[BEGIN Data shown]
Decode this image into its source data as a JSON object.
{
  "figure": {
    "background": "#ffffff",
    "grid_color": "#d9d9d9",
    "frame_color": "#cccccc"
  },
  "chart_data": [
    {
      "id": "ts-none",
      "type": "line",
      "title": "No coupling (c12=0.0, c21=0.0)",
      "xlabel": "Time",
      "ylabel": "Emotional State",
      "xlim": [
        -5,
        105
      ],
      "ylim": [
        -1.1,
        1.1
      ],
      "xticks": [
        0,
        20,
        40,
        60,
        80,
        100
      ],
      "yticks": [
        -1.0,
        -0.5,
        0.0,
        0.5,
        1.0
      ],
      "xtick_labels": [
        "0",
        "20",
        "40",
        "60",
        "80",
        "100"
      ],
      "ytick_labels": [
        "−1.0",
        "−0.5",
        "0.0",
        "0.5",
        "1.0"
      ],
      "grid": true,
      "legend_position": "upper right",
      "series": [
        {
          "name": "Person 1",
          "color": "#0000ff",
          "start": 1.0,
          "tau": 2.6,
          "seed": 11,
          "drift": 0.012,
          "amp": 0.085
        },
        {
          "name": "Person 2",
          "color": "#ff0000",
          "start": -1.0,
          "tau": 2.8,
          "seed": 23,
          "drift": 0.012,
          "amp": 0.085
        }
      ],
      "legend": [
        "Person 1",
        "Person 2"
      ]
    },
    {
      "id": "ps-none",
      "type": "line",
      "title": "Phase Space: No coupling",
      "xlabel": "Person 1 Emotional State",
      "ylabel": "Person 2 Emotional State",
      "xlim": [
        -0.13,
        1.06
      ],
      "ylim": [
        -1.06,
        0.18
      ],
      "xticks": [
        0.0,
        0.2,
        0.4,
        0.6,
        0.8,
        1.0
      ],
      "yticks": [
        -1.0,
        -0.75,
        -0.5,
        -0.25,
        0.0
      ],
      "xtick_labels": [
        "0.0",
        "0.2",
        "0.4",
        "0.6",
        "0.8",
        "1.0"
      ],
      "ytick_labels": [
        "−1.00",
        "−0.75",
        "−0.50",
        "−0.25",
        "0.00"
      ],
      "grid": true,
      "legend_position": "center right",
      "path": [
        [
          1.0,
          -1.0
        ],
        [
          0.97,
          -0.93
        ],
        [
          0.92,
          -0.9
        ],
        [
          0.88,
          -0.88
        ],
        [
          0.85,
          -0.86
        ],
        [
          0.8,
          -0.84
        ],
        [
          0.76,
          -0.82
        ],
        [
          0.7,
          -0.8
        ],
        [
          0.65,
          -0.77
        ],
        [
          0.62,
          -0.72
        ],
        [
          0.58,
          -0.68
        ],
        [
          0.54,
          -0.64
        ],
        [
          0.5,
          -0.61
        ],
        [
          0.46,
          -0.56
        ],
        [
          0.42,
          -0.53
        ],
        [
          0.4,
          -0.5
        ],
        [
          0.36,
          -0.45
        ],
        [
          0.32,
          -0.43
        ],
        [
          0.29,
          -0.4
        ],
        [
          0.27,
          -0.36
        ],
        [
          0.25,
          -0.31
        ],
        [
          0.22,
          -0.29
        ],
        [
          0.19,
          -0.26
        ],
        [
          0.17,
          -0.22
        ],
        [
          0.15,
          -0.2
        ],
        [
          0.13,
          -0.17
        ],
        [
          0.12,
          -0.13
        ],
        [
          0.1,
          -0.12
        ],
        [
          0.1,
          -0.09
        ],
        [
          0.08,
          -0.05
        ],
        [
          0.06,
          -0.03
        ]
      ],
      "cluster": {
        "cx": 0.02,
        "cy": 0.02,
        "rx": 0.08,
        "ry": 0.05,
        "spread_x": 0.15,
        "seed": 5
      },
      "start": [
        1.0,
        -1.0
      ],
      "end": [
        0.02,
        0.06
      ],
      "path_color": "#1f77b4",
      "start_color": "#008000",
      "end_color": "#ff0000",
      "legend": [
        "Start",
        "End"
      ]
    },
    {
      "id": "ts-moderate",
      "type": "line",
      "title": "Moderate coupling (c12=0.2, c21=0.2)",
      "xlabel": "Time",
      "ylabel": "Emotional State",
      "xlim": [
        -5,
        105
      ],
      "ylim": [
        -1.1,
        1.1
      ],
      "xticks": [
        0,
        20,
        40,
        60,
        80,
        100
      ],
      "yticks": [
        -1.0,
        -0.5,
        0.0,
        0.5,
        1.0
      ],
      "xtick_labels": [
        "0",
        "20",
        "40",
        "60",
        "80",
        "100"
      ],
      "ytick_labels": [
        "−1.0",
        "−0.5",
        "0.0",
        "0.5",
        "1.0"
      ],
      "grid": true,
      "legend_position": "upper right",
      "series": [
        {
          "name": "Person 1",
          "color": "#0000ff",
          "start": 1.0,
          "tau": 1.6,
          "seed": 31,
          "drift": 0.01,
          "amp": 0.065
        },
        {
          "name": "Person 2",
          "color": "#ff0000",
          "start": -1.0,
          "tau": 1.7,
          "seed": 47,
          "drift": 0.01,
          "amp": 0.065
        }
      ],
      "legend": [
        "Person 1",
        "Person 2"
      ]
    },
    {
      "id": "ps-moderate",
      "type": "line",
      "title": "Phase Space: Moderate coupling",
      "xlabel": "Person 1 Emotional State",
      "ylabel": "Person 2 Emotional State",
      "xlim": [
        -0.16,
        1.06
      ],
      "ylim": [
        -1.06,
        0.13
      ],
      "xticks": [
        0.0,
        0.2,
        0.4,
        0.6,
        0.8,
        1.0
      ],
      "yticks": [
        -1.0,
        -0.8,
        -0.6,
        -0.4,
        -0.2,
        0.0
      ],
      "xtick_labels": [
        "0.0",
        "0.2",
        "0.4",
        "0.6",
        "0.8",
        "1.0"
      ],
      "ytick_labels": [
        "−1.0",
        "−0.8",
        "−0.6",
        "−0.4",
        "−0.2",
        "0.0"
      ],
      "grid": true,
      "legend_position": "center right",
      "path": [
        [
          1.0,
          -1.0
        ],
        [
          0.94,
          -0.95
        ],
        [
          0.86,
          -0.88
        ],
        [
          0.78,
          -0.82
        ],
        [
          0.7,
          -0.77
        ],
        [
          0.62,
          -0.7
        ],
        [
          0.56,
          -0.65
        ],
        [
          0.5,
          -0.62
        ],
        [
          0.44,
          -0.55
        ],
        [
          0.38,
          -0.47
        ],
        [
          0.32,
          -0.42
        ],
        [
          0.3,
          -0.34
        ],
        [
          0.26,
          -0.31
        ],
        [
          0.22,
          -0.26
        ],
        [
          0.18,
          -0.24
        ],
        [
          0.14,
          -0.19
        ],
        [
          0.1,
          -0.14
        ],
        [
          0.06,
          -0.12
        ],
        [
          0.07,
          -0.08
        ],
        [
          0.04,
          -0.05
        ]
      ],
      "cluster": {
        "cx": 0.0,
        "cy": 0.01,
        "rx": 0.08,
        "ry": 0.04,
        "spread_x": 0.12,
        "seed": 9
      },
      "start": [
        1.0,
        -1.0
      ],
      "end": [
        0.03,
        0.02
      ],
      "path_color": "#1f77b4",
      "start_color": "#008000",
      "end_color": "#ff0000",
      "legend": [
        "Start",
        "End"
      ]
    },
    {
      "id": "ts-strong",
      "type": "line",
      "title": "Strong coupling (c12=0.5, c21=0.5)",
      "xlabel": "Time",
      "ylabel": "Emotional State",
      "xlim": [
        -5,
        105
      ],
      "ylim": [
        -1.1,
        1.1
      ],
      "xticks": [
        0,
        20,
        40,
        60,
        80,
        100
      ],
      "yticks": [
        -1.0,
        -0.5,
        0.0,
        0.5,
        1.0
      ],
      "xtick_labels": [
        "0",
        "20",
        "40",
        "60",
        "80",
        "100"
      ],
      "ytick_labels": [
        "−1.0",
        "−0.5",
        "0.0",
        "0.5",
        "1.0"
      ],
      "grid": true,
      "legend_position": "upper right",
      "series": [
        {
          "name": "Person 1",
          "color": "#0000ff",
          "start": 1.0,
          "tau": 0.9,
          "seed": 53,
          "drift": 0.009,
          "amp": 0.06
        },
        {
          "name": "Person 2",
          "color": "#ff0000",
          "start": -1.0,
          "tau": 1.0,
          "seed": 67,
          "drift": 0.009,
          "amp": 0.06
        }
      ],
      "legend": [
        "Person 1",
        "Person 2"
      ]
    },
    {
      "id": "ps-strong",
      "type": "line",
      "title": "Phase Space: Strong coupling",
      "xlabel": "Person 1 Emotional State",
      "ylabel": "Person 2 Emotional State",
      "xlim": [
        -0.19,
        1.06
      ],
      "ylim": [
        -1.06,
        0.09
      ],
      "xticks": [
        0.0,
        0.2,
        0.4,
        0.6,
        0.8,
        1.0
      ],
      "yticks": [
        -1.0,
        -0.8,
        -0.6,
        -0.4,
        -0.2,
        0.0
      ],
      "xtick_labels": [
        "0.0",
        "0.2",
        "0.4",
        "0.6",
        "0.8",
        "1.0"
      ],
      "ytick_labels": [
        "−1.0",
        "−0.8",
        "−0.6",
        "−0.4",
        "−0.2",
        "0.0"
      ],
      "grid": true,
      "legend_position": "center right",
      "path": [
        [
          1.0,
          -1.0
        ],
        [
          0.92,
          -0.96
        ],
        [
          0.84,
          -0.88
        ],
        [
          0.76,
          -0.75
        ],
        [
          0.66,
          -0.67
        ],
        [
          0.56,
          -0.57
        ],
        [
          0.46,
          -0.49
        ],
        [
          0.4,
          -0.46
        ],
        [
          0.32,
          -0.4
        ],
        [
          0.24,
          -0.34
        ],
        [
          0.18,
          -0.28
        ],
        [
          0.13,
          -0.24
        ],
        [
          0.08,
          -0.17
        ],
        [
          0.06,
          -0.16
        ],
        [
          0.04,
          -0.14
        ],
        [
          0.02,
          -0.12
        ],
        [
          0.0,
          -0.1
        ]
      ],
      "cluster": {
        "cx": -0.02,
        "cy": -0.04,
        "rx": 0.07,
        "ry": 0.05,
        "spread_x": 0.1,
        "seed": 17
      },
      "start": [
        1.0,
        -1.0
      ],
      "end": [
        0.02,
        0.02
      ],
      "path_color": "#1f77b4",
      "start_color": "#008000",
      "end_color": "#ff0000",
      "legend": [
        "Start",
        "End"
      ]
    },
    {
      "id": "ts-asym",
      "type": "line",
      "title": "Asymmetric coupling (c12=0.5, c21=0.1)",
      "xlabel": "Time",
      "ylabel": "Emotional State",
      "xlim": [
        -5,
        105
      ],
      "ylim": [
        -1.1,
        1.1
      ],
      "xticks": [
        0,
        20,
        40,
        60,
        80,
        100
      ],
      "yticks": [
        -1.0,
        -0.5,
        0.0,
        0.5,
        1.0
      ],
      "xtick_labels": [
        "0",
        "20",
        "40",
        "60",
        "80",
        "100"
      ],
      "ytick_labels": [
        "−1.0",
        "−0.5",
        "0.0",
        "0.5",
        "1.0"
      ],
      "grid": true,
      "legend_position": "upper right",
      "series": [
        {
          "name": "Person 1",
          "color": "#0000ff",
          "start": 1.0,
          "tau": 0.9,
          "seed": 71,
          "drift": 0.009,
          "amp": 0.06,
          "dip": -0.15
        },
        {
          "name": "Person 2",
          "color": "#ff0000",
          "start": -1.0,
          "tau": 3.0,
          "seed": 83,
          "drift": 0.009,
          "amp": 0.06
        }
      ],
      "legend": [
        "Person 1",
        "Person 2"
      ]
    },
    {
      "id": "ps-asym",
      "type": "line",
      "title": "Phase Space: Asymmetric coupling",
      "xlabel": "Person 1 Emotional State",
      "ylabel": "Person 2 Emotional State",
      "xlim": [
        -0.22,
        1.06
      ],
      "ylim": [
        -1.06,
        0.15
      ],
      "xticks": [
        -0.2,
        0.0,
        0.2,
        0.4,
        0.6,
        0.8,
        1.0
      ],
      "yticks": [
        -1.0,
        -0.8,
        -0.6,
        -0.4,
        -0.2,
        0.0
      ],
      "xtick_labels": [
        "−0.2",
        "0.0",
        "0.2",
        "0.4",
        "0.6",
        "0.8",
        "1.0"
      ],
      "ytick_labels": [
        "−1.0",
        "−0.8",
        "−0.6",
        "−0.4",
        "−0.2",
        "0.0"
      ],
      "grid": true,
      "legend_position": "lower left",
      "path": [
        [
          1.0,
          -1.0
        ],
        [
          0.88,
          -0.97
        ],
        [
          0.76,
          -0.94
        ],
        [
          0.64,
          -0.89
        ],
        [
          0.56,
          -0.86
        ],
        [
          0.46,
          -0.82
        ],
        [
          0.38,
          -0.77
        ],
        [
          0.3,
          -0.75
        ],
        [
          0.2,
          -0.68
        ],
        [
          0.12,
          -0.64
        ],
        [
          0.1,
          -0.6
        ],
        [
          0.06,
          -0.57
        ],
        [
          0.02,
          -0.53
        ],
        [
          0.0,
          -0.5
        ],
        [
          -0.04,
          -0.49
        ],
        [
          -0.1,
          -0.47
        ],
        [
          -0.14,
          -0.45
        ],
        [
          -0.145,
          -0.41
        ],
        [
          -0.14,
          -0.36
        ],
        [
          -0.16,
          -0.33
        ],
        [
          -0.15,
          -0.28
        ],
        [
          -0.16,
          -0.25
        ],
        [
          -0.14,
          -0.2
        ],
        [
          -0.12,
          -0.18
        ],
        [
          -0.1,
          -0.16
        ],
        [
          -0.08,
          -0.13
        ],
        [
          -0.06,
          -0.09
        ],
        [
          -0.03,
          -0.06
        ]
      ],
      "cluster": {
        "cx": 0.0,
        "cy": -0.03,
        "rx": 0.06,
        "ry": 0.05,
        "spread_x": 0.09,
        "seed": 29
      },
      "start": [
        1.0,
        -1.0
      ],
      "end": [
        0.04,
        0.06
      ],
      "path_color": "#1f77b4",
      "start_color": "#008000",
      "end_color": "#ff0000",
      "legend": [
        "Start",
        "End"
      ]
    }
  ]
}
[END Data shown]
Show all lines above holding "Phase".

      "title": "Phase Space: No coupling",
      "title": "Phase Space: Moderate coupling",
      "title": "Phase Space: Strong coupling",
      "title": "Phase Space: Asymmetric coupling",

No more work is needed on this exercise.